◆ **PROMPT**: Count up the lines in the following listing that hold the word "base", then give only that count.

Start INFORMATION SHOWN

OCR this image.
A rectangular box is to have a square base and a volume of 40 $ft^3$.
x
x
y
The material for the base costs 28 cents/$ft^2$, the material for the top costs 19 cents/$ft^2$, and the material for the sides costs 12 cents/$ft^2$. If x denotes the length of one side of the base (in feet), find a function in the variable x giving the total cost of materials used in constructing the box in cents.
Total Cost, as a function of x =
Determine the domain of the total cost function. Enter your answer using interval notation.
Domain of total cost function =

End INFORMATION SHOWN

◆ **CORRECT ANSWER**: 2